### [Data entries for graphics]
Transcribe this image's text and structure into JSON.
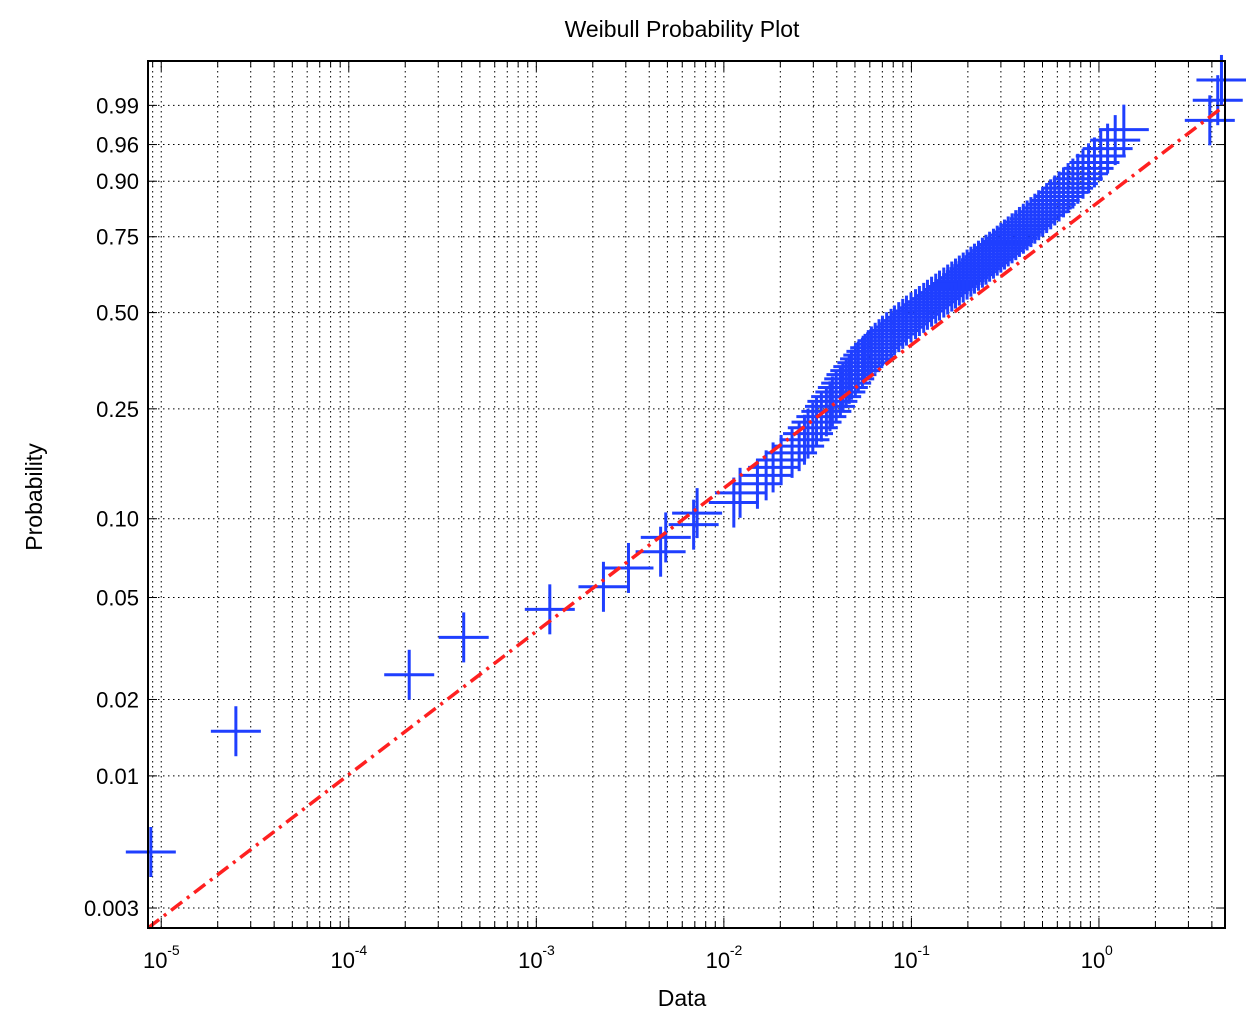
{
  "chart_data": {
    "type": "scatter",
    "title": "Weibull Probability Plot",
    "xlabel": "Data",
    "ylabel": "Probability",
    "x_scale": "log",
    "y_scale": "weibull",
    "xlim": [
      8.5e-06,
      4.7
    ],
    "ylim": [
      0.0025,
      0.999
    ],
    "grid": true,
    "x_ticks": [
      {
        "value": 1e-05,
        "base": "10",
        "exp": "-5"
      },
      {
        "value": 0.0001,
        "base": "10",
        "exp": "-4"
      },
      {
        "value": 0.001,
        "base": "10",
        "exp": "-3"
      },
      {
        "value": 0.01,
        "base": "10",
        "exp": "-2"
      },
      {
        "value": 0.1,
        "base": "10",
        "exp": "-1"
      },
      {
        "value": 1,
        "base": "10",
        "exp": "0"
      }
    ],
    "y_ticks": [
      {
        "value": 0.003,
        "label": "0.003"
      },
      {
        "value": 0.01,
        "label": "0.01"
      },
      {
        "value": 0.02,
        "label": "0.02"
      },
      {
        "value": 0.05,
        "label": "0.05"
      },
      {
        "value": 0.1,
        "label": "0.10"
      },
      {
        "value": 0.25,
        "label": "0.25"
      },
      {
        "value": 0.5,
        "label": "0.50"
      },
      {
        "value": 0.75,
        "label": "0.75"
      },
      {
        "value": 0.9,
        "label": "0.90"
      },
      {
        "value": 0.96,
        "label": "0.96"
      },
      {
        "value": 0.99,
        "label": "0.99"
      }
    ],
    "series": [
      {
        "marker": "+",
        "color": "#1f3fff",
        "points": [
          [
            8.8e-06,
            0.005
          ],
          [
            2.5e-05,
            0.015
          ],
          [
            0.00021,
            0.025
          ],
          [
            0.00041,
            0.035
          ],
          [
            0.00118,
            0.045
          ],
          [
            0.00228,
            0.055
          ],
          [
            0.0031,
            0.065
          ],
          [
            0.0046,
            0.075
          ],
          [
            0.0049,
            0.085
          ],
          [
            0.0069,
            0.095
          ],
          [
            0.0072,
            0.105
          ],
          [
            0.0113,
            0.115
          ],
          [
            0.0122,
            0.125
          ],
          [
            0.0151,
            0.135
          ],
          [
            0.0168,
            0.145
          ],
          [
            0.0183,
            0.155
          ],
          [
            0.0202,
            0.165
          ],
          [
            0.0231,
            0.175
          ],
          [
            0.0252,
            0.185
          ],
          [
            0.0269,
            0.195
          ],
          [
            0.0281,
            0.205
          ],
          [
            0.0298,
            0.215
          ],
          [
            0.0312,
            0.225
          ],
          [
            0.0331,
            0.235
          ],
          [
            0.0352,
            0.245
          ],
          [
            0.0368,
            0.255
          ],
          [
            0.0379,
            0.265
          ],
          [
            0.0397,
            0.275
          ],
          [
            0.0418,
            0.285
          ],
          [
            0.0431,
            0.295
          ],
          [
            0.0449,
            0.305
          ],
          [
            0.0466,
            0.315
          ],
          [
            0.0479,
            0.325
          ],
          [
            0.0502,
            0.335
          ],
          [
            0.0521,
            0.345
          ],
          [
            0.0548,
            0.355
          ],
          [
            0.0566,
            0.365
          ],
          [
            0.0589,
            0.375
          ],
          [
            0.0612,
            0.385
          ],
          [
            0.0641,
            0.395
          ],
          [
            0.0672,
            0.405
          ],
          [
            0.0701,
            0.415
          ],
          [
            0.0738,
            0.425
          ],
          [
            0.0779,
            0.435
          ],
          [
            0.0812,
            0.445
          ],
          [
            0.0856,
            0.455
          ],
          [
            0.0899,
            0.465
          ],
          [
            0.0941,
            0.475
          ],
          [
            0.0995,
            0.485
          ],
          [
            0.1052,
            0.495
          ],
          [
            0.1103,
            0.505
          ],
          [
            0.1163,
            0.515
          ],
          [
            0.1218,
            0.525
          ],
          [
            0.1281,
            0.535
          ],
          [
            0.1348,
            0.545
          ],
          [
            0.1412,
            0.555
          ],
          [
            0.1488,
            0.565
          ],
          [
            0.1561,
            0.575
          ],
          [
            0.1642,
            0.585
          ],
          [
            0.1718,
            0.595
          ],
          [
            0.1801,
            0.605
          ],
          [
            0.1889,
            0.615
          ],
          [
            0.1981,
            0.625
          ],
          [
            0.2076,
            0.635
          ],
          [
            0.2169,
            0.645
          ],
          [
            0.2278,
            0.655
          ],
          [
            0.2391,
            0.665
          ],
          [
            0.2498,
            0.675
          ],
          [
            0.2612,
            0.685
          ],
          [
            0.2739,
            0.695
          ],
          [
            0.2868,
            0.705
          ],
          [
            0.2998,
            0.715
          ],
          [
            0.3135,
            0.725
          ],
          [
            0.3282,
            0.735
          ],
          [
            0.3441,
            0.745
          ],
          [
            0.3601,
            0.755
          ],
          [
            0.3768,
            0.765
          ],
          [
            0.3952,
            0.775
          ],
          [
            0.4139,
            0.785
          ],
          [
            0.4338,
            0.795
          ],
          [
            0.4551,
            0.805
          ],
          [
            0.4772,
            0.815
          ],
          [
            0.5008,
            0.825
          ],
          [
            0.5261,
            0.835
          ],
          [
            0.5529,
            0.845
          ],
          [
            0.5812,
            0.855
          ],
          [
            0.6128,
            0.865
          ],
          [
            0.6472,
            0.875
          ],
          [
            0.6845,
            0.885
          ],
          [
            0.7261,
            0.895
          ],
          [
            0.7712,
            0.905
          ],
          [
            0.8221,
            0.915
          ],
          [
            0.8802,
            0.925
          ],
          [
            0.9461,
            0.935
          ],
          [
            1.0223,
            0.945
          ],
          [
            1.1121,
            0.955
          ],
          [
            1.2209,
            0.965
          ],
          [
            1.3571,
            0.975
          ],
          [
            3.9,
            0.982
          ],
          [
            4.3,
            0.992
          ],
          [
            4.5,
            0.997
          ]
        ]
      },
      {
        "type": "fit-line",
        "style": "dash-dot",
        "color": "#ff2020",
        "points": [
          [
            8.5e-06,
            0.0025
          ],
          [
            4.7,
            0.99
          ]
        ]
      }
    ]
  }
}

### [THE EXERCISE]
Output all of the entries verbatim, leaving out any images.

### [FULL RESPONSE]
Transcribe this image's text and structure into JSON.
{
  "chart_data": {
    "type": "scatter",
    "title": "Weibull Probability Plot",
    "xlabel": "Data",
    "ylabel": "Probability",
    "x_scale": "log",
    "y_scale": "weibull",
    "xlim": [
      8.5e-06,
      4.7
    ],
    "ylim": [
      0.0025,
      0.999
    ],
    "grid": true,
    "x_ticks": [
      {
        "value": 1e-05,
        "base": "10",
        "exp": "-5"
      },
      {
        "value": 0.0001,
        "base": "10",
        "exp": "-4"
      },
      {
        "value": 0.001,
        "base": "10",
        "exp": "-3"
      },
      {
        "value": 0.01,
        "base": "10",
        "exp": "-2"
      },
      {
        "value": 0.1,
        "base": "10",
        "exp": "-1"
      },
      {
        "value": 1,
        "base": "10",
        "exp": "0"
      }
    ],
    "y_ticks": [
      {
        "value": 0.003,
        "label": "0.003"
      },
      {
        "value": 0.01,
        "label": "0.01"
      },
      {
        "value": 0.02,
        "label": "0.02"
      },
      {
        "value": 0.05,
        "label": "0.05"
      },
      {
        "value": 0.1,
        "label": "0.10"
      },
      {
        "value": 0.25,
        "label": "0.25"
      },
      {
        "value": 0.5,
        "label": "0.50"
      },
      {
        "value": 0.75,
        "label": "0.75"
      },
      {
        "value": 0.9,
        "label": "0.90"
      },
      {
        "value": 0.96,
        "label": "0.96"
      },
      {
        "value": 0.99,
        "label": "0.99"
      }
    ],
    "series": [
      {
        "marker": "+",
        "color": "#1f3fff",
        "points": [
          [
            8.8e-06,
            0.005
          ],
          [
            2.5e-05,
            0.015
          ],
          [
            0.00021,
            0.025
          ],
          [
            0.00041,
            0.035
          ],
          [
            0.00118,
            0.045
          ],
          [
            0.00228,
            0.055
          ],
          [
            0.0031,
            0.065
          ],
          [
            0.0046,
            0.075
          ],
          [
            0.0049,
            0.085
          ],
          [
            0.0069,
            0.095
          ],
          [
            0.0072,
            0.105
          ],
          [
            0.0113,
            0.115
          ],
          [
            0.0122,
            0.125
          ],
          [
            0.0151,
            0.135
          ],
          [
            0.0168,
            0.145
          ],
          [
            0.0183,
            0.155
          ],
          [
            0.0202,
            0.165
          ],
          [
            0.0231,
            0.175
          ],
          [
            0.0252,
            0.185
          ],
          [
            0.0269,
            0.195
          ],
          [
            0.0281,
            0.205
          ],
          [
            0.0298,
            0.215
          ],
          [
            0.0312,
            0.225
          ],
          [
            0.0331,
            0.235
          ],
          [
            0.0352,
            0.245
          ],
          [
            0.0368,
            0.255
          ],
          [
            0.0379,
            0.265
          ],
          [
            0.0397,
            0.275
          ],
          [
            0.0418,
            0.285
          ],
          [
            0.0431,
            0.295
          ],
          [
            0.0449,
            0.305
          ],
          [
            0.0466,
            0.315
          ],
          [
            0.0479,
            0.325
          ],
          [
            0.0502,
            0.335
          ],
          [
            0.0521,
            0.345
          ],
          [
            0.0548,
            0.355
          ],
          [
            0.0566,
            0.365
          ],
          [
            0.0589,
            0.375
          ],
          [
            0.0612,
            0.385
          ],
          [
            0.0641,
            0.395
          ],
          [
            0.0672,
            0.405
          ],
          [
            0.0701,
            0.415
          ],
          [
            0.0738,
            0.425
          ],
          [
            0.0779,
            0.435
          ],
          [
            0.0812,
            0.445
          ],
          [
            0.0856,
            0.455
          ],
          [
            0.0899,
            0.465
          ],
          [
            0.0941,
            0.475
          ],
          [
            0.0995,
            0.485
          ],
          [
            0.1052,
            0.495
          ],
          [
            0.1103,
            0.505
          ],
          [
            0.1163,
            0.515
          ],
          [
            0.1218,
            0.525
          ],
          [
            0.1281,
            0.535
          ],
          [
            0.1348,
            0.545
          ],
          [
            0.1412,
            0.555
          ],
          [
            0.1488,
            0.565
          ],
          [
            0.1561,
            0.575
          ],
          [
            0.1642,
            0.585
          ],
          [
            0.1718,
            0.595
          ],
          [
            0.1801,
            0.605
          ],
          [
            0.1889,
            0.615
          ],
          [
            0.1981,
            0.625
          ],
          [
            0.2076,
            0.635
          ],
          [
            0.2169,
            0.645
          ],
          [
            0.2278,
            0.655
          ],
          [
            0.2391,
            0.665
          ],
          [
            0.2498,
            0.675
          ],
          [
            0.2612,
            0.685
          ],
          [
            0.2739,
            0.695
          ],
          [
            0.2868,
            0.705
          ],
          [
            0.2998,
            0.715
          ],
          [
            0.3135,
            0.725
          ],
          [
            0.3282,
            0.735
          ],
          [
            0.3441,
            0.745
          ],
          [
            0.3601,
            0.755
          ],
          [
            0.3768,
            0.765
          ],
          [
            0.3952,
            0.775
          ],
          [
            0.4139,
            0.785
          ],
          [
            0.4338,
            0.795
          ],
          [
            0.4551,
            0.805
          ],
          [
            0.4772,
            0.815
          ],
          [
            0.5008,
            0.825
          ],
          [
            0.5261,
            0.835
          ],
          [
            0.5529,
            0.845
          ],
          [
            0.5812,
            0.855
          ],
          [
            0.6128,
            0.865
          ],
          [
            0.6472,
            0.875
          ],
          [
            0.6845,
            0.885
          ],
          [
            0.7261,
            0.895
          ],
          [
            0.7712,
            0.905
          ],
          [
            0.8221,
            0.915
          ],
          [
            0.8802,
            0.925
          ],
          [
            0.9461,
            0.935
          ],
          [
            1.0223,
            0.945
          ],
          [
            1.1121,
            0.955
          ],
          [
            1.2209,
            0.965
          ],
          [
            1.3571,
            0.975
          ],
          [
            3.9,
            0.982
          ],
          [
            4.3,
            0.992
          ],
          [
            4.5,
            0.997
          ]
        ]
      },
      {
        "type": "fit-line",
        "style": "dash-dot",
        "color": "#ff2020",
        "points": [
          [
            8.5e-06,
            0.0025
          ],
          [
            4.7,
            0.99
          ]
        ]
      }
    ]
  }
}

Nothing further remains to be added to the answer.